WHAT IS ASKED: Copy every line of the data below, character for character, with no changes.
---------------
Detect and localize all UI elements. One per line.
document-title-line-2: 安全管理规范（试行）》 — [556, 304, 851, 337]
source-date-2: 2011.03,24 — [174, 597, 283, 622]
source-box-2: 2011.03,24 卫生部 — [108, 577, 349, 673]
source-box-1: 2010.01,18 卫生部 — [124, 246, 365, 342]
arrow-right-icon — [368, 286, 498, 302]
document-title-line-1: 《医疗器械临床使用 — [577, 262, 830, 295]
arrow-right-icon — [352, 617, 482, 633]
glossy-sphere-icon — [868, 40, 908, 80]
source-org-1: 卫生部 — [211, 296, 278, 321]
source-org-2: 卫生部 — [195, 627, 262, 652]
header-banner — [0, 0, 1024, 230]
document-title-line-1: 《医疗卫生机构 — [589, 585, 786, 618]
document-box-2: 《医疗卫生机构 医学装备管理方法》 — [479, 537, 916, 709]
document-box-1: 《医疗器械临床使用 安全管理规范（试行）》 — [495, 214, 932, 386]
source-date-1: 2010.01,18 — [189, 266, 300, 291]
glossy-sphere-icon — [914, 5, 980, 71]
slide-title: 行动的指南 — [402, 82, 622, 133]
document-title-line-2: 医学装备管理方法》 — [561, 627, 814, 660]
---------------
SOLUTION:
Detect and localize all UI elements. One per line.
document-title-line-2: 安全管理规范（试行）》 — [556, 304, 851, 337]
source-date-2: 2011.03,24 — [174, 597, 283, 622]
source-box-2: 2011.03,24 卫生部 — [108, 577, 349, 673]
source-box-1: 2010.01,18 卫生部 — [124, 246, 365, 342]
arrow-right-icon — [368, 286, 498, 302]
document-title-line-1: 《医疗器械临床使用 — [577, 262, 830, 295]
arrow-right-icon — [352, 617, 482, 633]
glossy-sphere-icon — [868, 40, 908, 80]
source-org-1: 卫生部 — [211, 296, 278, 321]
source-org-2: 卫生部 — [195, 627, 262, 652]
header-banner — [0, 0, 1024, 230]
document-title-line-1: 《医疗卫生机构 — [589, 585, 786, 618]
document-box-2: 《医疗卫生机构 医学装备管理方法》 — [479, 537, 916, 709]
document-box-1: 《医疗器械临床使用 安全管理规范（试行）》 — [495, 214, 932, 386]
source-date-1: 2010.01,18 — [189, 266, 300, 291]
glossy-sphere-icon — [914, 5, 980, 71]
slide-title: 行动的指南 — [402, 82, 622, 133]
document-title-line-2: 医学装备管理方法》 — [561, 627, 814, 660]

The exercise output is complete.